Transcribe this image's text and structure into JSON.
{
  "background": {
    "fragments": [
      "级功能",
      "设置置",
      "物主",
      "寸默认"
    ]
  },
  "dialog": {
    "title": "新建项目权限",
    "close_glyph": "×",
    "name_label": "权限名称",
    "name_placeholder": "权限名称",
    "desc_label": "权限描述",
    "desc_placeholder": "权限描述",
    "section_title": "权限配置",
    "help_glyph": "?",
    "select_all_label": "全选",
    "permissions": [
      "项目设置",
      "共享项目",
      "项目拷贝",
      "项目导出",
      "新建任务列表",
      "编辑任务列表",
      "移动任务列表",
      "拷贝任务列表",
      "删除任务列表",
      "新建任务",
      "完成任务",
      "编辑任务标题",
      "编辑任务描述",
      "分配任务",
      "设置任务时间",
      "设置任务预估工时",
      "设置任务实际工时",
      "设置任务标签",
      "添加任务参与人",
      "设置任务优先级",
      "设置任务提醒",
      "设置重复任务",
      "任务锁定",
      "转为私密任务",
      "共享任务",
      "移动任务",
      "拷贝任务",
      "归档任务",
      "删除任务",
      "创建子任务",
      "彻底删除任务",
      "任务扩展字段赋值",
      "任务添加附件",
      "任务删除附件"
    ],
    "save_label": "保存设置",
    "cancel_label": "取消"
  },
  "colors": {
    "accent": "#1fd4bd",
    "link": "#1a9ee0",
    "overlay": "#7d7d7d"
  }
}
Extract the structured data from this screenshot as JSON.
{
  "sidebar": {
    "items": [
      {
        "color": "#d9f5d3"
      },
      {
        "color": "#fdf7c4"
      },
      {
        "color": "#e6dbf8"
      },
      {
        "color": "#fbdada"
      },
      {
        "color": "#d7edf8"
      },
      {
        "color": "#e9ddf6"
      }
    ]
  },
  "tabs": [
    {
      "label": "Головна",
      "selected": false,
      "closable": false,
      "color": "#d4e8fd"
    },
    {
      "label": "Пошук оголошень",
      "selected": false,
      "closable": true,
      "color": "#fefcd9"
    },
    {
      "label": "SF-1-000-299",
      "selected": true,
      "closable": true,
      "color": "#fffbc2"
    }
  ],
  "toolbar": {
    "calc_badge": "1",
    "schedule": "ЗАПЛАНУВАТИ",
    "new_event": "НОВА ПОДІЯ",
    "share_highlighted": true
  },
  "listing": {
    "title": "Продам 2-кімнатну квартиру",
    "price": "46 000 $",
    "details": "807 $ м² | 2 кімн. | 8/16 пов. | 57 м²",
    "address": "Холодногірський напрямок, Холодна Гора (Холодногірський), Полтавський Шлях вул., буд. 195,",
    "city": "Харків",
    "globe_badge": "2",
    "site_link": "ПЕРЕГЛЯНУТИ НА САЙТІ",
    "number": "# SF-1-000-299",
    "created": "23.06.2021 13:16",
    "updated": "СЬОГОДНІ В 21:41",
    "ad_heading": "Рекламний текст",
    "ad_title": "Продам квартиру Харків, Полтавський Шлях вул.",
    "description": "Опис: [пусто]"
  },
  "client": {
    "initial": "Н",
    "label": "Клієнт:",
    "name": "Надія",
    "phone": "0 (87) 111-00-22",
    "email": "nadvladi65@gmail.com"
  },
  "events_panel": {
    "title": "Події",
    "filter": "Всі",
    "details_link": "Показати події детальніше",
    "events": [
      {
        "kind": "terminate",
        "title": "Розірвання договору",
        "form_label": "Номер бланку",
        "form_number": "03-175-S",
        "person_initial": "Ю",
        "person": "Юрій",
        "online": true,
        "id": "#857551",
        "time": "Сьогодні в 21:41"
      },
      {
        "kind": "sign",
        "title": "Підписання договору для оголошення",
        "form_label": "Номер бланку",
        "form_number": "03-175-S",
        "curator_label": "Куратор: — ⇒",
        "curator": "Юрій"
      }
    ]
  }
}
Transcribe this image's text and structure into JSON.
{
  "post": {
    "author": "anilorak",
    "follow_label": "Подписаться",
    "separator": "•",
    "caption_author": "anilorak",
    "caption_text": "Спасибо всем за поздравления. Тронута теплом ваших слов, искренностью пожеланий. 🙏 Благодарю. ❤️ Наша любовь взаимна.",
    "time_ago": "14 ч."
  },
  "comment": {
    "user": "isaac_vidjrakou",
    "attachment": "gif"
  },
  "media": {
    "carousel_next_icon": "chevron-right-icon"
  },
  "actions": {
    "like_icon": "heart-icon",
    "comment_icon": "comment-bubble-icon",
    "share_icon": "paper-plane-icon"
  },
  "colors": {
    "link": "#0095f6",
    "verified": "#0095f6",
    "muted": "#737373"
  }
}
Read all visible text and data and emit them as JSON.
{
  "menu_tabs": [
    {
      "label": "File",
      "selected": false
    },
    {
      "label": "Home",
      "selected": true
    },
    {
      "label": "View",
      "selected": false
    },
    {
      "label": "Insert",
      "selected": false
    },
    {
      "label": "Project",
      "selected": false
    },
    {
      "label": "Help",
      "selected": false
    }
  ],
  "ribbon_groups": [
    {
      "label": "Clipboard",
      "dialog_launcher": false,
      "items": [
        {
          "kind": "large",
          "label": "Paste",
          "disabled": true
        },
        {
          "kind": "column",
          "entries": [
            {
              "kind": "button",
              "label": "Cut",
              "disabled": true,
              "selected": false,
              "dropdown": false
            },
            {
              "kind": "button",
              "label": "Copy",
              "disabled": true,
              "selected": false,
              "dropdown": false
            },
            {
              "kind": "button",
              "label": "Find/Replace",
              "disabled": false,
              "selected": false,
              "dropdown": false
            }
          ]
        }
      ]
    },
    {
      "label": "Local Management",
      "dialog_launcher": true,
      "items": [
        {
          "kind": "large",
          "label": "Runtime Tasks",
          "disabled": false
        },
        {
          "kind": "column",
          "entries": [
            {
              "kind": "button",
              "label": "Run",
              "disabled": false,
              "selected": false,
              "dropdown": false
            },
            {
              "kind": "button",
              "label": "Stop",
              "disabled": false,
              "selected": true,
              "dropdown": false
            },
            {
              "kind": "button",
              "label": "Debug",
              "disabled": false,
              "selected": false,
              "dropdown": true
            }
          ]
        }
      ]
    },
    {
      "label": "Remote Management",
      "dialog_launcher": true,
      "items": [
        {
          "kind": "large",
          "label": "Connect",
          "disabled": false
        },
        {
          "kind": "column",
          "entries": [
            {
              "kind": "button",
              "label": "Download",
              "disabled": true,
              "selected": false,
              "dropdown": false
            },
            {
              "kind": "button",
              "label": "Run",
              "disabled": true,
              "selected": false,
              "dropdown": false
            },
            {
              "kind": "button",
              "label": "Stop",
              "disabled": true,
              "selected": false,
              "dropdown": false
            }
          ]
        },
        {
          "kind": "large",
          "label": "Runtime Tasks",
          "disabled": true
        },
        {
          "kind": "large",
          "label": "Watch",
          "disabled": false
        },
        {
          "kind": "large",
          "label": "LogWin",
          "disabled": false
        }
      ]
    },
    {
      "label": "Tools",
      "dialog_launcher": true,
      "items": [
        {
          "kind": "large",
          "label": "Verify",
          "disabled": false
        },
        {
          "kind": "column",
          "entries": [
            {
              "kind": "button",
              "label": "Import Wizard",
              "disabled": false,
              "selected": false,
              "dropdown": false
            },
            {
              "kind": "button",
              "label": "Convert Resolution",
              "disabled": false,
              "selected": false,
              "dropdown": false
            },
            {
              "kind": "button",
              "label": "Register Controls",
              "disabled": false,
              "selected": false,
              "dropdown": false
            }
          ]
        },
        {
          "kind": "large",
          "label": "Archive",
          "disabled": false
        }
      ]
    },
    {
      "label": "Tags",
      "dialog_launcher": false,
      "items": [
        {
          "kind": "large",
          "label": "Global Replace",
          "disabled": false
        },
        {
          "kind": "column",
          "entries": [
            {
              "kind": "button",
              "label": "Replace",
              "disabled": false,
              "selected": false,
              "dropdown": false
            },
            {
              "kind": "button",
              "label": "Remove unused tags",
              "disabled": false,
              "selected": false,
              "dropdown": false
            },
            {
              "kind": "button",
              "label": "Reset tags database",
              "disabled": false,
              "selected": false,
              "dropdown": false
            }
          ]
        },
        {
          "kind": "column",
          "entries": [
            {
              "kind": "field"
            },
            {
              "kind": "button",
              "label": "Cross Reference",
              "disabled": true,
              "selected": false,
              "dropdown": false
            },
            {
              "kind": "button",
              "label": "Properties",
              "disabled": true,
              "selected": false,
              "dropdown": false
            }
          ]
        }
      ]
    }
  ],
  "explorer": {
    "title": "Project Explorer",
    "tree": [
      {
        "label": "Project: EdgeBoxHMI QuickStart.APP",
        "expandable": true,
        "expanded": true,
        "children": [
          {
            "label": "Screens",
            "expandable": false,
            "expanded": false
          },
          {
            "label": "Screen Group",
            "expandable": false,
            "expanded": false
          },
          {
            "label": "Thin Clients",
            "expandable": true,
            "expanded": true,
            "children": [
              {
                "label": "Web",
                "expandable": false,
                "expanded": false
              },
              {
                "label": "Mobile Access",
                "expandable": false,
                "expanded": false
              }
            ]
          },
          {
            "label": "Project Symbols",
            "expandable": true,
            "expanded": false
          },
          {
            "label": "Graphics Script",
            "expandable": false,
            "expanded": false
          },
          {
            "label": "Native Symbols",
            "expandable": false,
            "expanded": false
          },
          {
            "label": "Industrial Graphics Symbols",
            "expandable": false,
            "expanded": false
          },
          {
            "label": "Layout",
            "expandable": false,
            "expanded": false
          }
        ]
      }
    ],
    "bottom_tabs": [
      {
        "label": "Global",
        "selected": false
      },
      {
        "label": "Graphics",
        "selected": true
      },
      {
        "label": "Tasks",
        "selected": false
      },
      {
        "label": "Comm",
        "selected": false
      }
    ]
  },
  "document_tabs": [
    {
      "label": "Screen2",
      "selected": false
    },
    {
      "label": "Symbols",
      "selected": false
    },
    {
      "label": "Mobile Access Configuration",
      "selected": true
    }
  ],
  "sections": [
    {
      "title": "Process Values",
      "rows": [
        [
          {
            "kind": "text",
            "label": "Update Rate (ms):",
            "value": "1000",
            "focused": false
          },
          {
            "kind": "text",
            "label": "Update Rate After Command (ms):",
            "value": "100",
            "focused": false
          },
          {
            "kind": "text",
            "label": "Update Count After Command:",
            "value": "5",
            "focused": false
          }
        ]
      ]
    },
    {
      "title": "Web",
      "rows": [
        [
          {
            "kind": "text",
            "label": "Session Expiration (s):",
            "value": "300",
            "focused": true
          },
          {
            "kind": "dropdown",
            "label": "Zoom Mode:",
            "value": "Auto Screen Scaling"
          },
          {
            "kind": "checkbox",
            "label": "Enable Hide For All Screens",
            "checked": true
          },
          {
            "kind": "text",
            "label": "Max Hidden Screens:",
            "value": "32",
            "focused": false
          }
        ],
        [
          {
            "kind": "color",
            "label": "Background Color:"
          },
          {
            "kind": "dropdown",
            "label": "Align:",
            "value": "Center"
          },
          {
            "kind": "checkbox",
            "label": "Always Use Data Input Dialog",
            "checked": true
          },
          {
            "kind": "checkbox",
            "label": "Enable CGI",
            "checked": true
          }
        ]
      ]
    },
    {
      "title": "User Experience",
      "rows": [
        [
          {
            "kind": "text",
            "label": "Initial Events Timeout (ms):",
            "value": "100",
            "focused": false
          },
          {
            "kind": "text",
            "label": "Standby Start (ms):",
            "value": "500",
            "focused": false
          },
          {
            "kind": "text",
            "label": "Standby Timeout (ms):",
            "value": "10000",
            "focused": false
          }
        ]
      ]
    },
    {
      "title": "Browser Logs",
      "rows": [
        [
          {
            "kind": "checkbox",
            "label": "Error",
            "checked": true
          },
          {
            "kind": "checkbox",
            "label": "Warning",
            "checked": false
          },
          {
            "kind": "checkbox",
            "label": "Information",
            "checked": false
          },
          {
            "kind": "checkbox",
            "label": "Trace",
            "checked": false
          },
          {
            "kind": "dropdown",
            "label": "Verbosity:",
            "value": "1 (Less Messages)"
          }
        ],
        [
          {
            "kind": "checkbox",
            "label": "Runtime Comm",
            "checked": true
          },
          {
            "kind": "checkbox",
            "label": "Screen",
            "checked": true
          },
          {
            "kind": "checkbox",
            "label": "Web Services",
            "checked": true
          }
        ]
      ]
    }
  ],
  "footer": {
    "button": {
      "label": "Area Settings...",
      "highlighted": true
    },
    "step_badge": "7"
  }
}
--------------------
_PROBLEM DETAILS_
Gather each line holding the string "квартиру".

_WORKED SOLUTION_
    "title": "Продам 2-кімнатну квартиру",
    "ad_title": "Продам квартиру Харків, Полтавський Шлях вул.",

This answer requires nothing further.